▸ **EXERCISE DETAILS**
Restate the entire listing word for word.
┌─ TASK INPUTS
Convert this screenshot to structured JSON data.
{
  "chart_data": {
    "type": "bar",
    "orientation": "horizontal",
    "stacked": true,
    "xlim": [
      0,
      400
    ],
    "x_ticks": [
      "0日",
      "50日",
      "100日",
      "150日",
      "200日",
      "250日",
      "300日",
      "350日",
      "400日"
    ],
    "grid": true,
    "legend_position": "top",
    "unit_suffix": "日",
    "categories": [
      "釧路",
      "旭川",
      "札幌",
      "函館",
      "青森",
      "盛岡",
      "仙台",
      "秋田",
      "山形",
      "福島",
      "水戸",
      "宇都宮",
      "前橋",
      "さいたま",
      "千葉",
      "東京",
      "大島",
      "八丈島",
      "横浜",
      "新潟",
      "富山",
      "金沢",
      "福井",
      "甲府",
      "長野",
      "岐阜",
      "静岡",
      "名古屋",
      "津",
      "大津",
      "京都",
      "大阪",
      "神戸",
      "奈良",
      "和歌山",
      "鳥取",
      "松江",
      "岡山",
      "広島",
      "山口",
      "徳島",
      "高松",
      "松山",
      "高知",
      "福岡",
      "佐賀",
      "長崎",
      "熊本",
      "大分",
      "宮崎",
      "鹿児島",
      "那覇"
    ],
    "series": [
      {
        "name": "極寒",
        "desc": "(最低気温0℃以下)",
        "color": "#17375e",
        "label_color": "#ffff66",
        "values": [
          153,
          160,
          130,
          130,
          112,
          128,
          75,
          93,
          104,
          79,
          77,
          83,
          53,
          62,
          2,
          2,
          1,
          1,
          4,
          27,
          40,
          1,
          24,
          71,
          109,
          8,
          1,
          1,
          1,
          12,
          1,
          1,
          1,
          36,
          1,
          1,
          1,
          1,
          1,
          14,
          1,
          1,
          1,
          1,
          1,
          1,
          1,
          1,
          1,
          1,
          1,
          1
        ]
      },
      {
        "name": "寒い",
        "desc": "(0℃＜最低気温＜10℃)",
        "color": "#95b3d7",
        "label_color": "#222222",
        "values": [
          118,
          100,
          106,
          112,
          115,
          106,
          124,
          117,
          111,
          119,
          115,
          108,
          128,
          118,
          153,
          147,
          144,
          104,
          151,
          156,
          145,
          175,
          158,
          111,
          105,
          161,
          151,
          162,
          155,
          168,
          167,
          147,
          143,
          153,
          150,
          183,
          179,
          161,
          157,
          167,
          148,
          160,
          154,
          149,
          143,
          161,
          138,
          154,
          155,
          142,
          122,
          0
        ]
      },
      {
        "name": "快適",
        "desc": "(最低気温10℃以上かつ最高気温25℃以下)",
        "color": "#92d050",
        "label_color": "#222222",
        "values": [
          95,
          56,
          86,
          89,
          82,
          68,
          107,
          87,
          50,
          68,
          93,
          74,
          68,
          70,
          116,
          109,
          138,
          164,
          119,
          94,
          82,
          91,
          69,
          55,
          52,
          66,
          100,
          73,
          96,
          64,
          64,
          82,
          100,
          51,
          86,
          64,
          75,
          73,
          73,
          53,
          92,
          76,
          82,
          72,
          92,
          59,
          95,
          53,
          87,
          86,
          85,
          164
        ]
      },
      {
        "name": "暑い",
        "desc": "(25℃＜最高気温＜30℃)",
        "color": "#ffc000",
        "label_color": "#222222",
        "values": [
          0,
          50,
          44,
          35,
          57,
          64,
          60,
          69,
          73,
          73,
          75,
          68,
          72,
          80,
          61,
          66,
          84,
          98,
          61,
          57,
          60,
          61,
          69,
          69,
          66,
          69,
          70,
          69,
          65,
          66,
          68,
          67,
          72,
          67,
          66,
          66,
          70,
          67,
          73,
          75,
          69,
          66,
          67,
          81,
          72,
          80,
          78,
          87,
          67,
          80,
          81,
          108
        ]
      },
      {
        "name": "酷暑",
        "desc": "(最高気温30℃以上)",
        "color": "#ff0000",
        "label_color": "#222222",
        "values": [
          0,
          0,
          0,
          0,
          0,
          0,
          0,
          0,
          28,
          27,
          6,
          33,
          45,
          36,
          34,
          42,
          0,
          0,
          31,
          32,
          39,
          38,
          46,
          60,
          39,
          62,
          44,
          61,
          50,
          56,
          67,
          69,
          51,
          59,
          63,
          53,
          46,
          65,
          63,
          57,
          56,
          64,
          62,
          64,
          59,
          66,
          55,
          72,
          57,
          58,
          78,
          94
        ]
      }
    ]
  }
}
└─
▸ **CORRECT OUTPUT**
Convert this screenshot to structured JSON data.
{
  "chart_data": {
    "type": "bar",
    "orientation": "horizontal",
    "stacked": true,
    "xlim": [
      0,
      400
    ],
    "x_ticks": [
      "0日",
      "50日",
      "100日",
      "150日",
      "200日",
      "250日",
      "300日",
      "350日",
      "400日"
    ],
    "grid": true,
    "legend_position": "top",
    "unit_suffix": "日",
    "categories": [
      "釧路",
      "旭川",
      "札幌",
      "函館",
      "青森",
      "盛岡",
      "仙台",
      "秋田",
      "山形",
      "福島",
      "水戸",
      "宇都宮",
      "前橋",
      "さいたま",
      "千葉",
      "東京",
      "大島",
      "八丈島",
      "横浜",
      "新潟",
      "富山",
      "金沢",
      "福井",
      "甲府",
      "長野",
      "岐阜",
      "静岡",
      "名古屋",
      "津",
      "大津",
      "京都",
      "大阪",
      "神戸",
      "奈良",
      "和歌山",
      "鳥取",
      "松江",
      "岡山",
      "広島",
      "山口",
      "徳島",
      "高松",
      "松山",
      "高知",
      "福岡",
      "佐賀",
      "長崎",
      "熊本",
      "大分",
      "宮崎",
      "鹿児島",
      "那覇"
    ],
    "series": [
      {
        "name": "極寒",
        "desc": "(最低気温0℃以下)",
        "color": "#17375e",
        "label_color": "#ffff66",
        "values": [
          153,
          160,
          130,
          130,
          112,
          128,
          75,
          93,
          104,
          79,
          77,
          83,
          53,
          62,
          2,
          2,
          1,
          1,
          4,
          27,
          40,
          1,
          24,
          71,
          109,
          8,
          1,
          1,
          1,
          12,
          1,
          1,
          1,
          36,
          1,
          1,
          1,
          1,
          1,
          14,
          1,
          1,
          1,
          1,
          1,
          1,
          1,
          1,
          1,
          1,
          1,
          1
        ]
      },
      {
        "name": "寒い",
        "desc": "(0℃＜最低気温＜10℃)",
        "color": "#95b3d7",
        "label_color": "#222222",
        "values": [
          118,
          100,
          106,
          112,
          115,
          106,
          124,
          117,
          111,
          119,
          115,
          108,
          128,
          118,
          153,
          147,
          144,
          104,
          151,
          156,
          145,
          175,
          158,
          111,
          105,
          161,
          151,
          162,
          155,
          168,
          167,
          147,
          143,
          153,
          150,
          183,
          179,
          161,
          157,
          167,
          148,
          160,
          154,
          149,
          143,
          161,
          138,
          154,
          155,
          142,
          122,
          0
        ]
      },
      {
        "name": "快適",
        "desc": "(最低気温10℃以上かつ最高気温25℃以下)",
        "color": "#92d050",
        "label_color": "#222222",
        "values": [
          95,
          56,
          86,
          89,
          82,
          68,
          107,
          87,
          50,
          68,
          93,
          74,
          68,
          70,
          116,
          109,
          138,
          164,
          119,
          94,
          82,
          91,
          69,
          55,
          52,
          66,
          100,
          73,
          96,
          64,
          64,
          82,
          100,
          51,
          86,
          64,
          75,
          73,
          73,
          53,
          92,
          76,
          82,
          72,
          92,
          59,
          95,
          53,
          87,
          86,
          85,
          164
        ]
      },
      {
        "name": "暑い",
        "desc": "(25℃＜最高気温＜30℃)",
        "color": "#ffc000",
        "label_color": "#222222",
        "values": [
          0,
          50,
          44,
          35,
          57,
          64,
          60,
          69,
          73,
          73,
          75,
          68,
          72,
          80,
          61,
          66,
          84,
          98,
          61,
          57,
          60,
          61,
          69,
          69,
          66,
          69,
          70,
          69,
          65,
          66,
          68,
          67,
          72,
          67,
          66,
          66,
          70,
          67,
          73,
          75,
          69,
          66,
          67,
          81,
          72,
          80,
          78,
          87,
          67,
          80,
          81,
          108
        ]
      },
      {
        "name": "酷暑",
        "desc": "(最高気温30℃以上)",
        "color": "#ff0000",
        "label_color": "#222222",
        "values": [
          0,
          0,
          0,
          0,
          0,
          0,
          0,
          0,
          28,
          27,
          6,
          33,
          45,
          36,
          34,
          42,
          0,
          0,
          31,
          32,
          39,
          38,
          46,
          60,
          39,
          62,
          44,
          61,
          50,
          56,
          67,
          69,
          51,
          59,
          63,
          53,
          46,
          65,
          63,
          57,
          56,
          64,
          62,
          64,
          59,
          66,
          55,
          72,
          57,
          58,
          78,
          94
        ]
      }
    ]
  }
}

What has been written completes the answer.